(Recorded data)
# # # # # # #

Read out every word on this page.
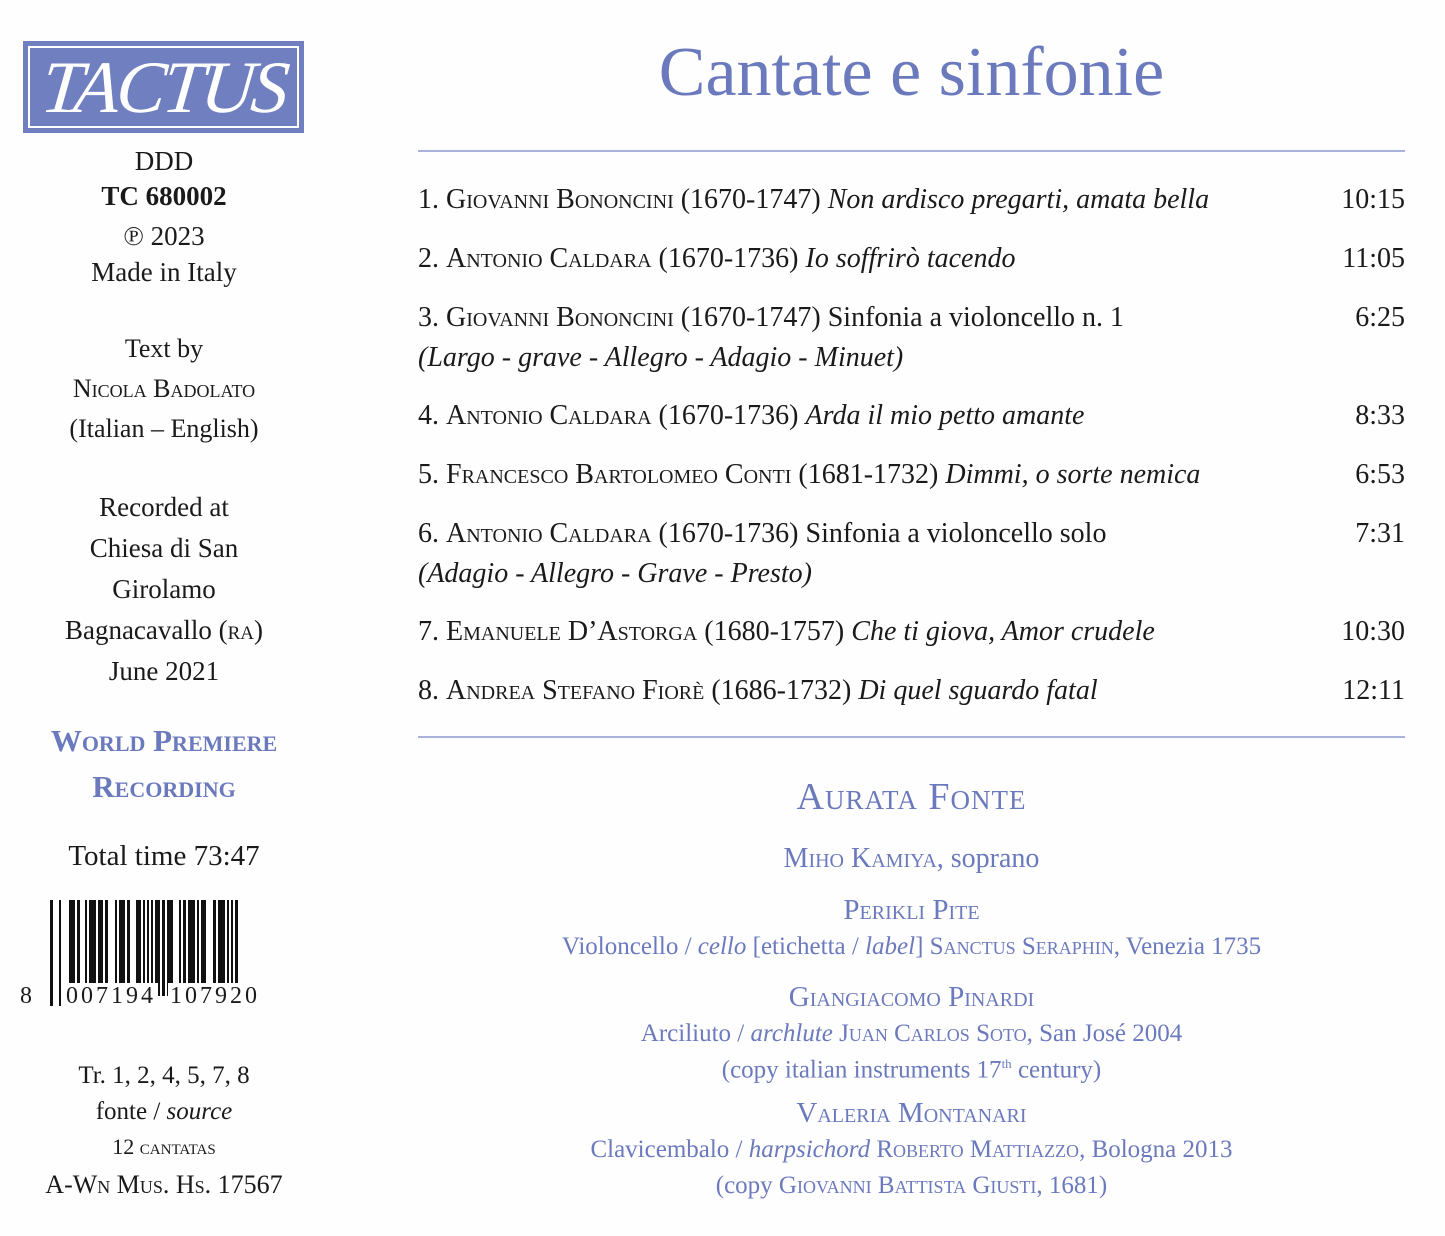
TACTUS
DDD
TC 680002
℗ 2023
Made in Italy
Text by
Nicola Badolato
(Italian – English)
Recorded at
Chiesa di San
Girolamo
Bagnacavallo (ra)
June 2021
World Premiere
Recording
Total time 73:47
8 007194 107920
Tr. 1, 2, 4, 5, 7, 8
fonte / source
12 cantatas
A-Wn Mus. Hs. 17567
Cantate e sinfonie
1. Giovanni Bononcini (1670-1747) Non ardisco pregarti, amata bella	10:15
2. Antonio Caldara (1670-1736) Io soffrirò tacendo	11:05
3. Giovanni Bononcini (1670-1747) Sinfonia a violoncello n. 1	6:25
(Largo - grave - Allegro - Adagio - Minuet)
4. Antonio Caldara (1670-1736) Arda il mio petto amante	8:33
5. Francesco Bartolomeo Conti (1681-1732) Dimmi, o sorte nemica	6:53
6. Antonio Caldara (1670-1736) Sinfonia a violoncello solo	7:31
(Adagio - Allegro - Grave - Presto)
7. Emanuele D’Astorga (1680-1757) Che ti giova, Amor crudele	10:30
8. Andrea Stefano Fiorè (1686-1732) Di quel sguardo fatal	12:11
Aurata Fonte
Miho Kamiya, soprano
Perikli Pite
Violoncello / cello [etichetta / label] Sanctus Seraphin, Venezia 1735
Giangiacomo Pinardi
Arciliuto / archlute Juan Carlos Soto, San José 2004
(copy italian instruments 17th century)
Valeria Montanari
Clavicembalo / harpsichord Roberto Mattiazzo, Bologna 2013
(copy Giovanni Battista Giusti, 1681)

# # # # # # #

[WHAT TO PRODUCE] Repeat each entry exactly. Pictures do not belong in the copy.

[EXERCISE SOLUTION]
Read out every word on this page.
TACTUS
DDD
TC 680002
℗ 2023
Made in Italy
Text by
Nicola Badolato
(Italian – English)
Recorded at
Chiesa di San
Girolamo
Bagnacavallo (ra)
June 2021
World Premiere
Recording
Total time 73:47
8 007194 107920
Tr. 1, 2, 4, 5, 7, 8
fonte / source
12 cantatas
A-Wn Mus. Hs. 17567
Cantate e sinfonie
1. Giovanni Bononcini (1670-1747) Non ardisco pregarti, amata bella	10:15
2. Antonio Caldara (1670-1736) Io soffrirò tacendo	11:05
3. Giovanni Bononcini (1670-1747) Sinfonia a violoncello n. 1	6:25
(Largo - grave - Allegro - Adagio - Minuet)
4. Antonio Caldara (1670-1736) Arda il mio petto amante	8:33
5. Francesco Bartolomeo Conti (1681-1732) Dimmi, o sorte nemica	6:53
6. Antonio Caldara (1670-1736) Sinfonia a violoncello solo	7:31
(Adagio - Allegro - Grave - Presto)
7. Emanuele D’Astorga (1680-1757) Che ti giova, Amor crudele	10:30
8. Andrea Stefano Fiorè (1686-1732) Di quel sguardo fatal	12:11
Aurata Fonte
Miho Kamiya, soprano
Perikli Pite
Violoncello / cello [etichetta / label] Sanctus Seraphin, Venezia 1735
Giangiacomo Pinardi
Arciliuto / archlute Juan Carlos Soto, San José 2004
(copy italian instruments 17th century)
Valeria Montanari
Clavicembalo / harpsichord Roberto Mattiazzo, Bologna 2013
(copy Giovanni Battista Giusti, 1681)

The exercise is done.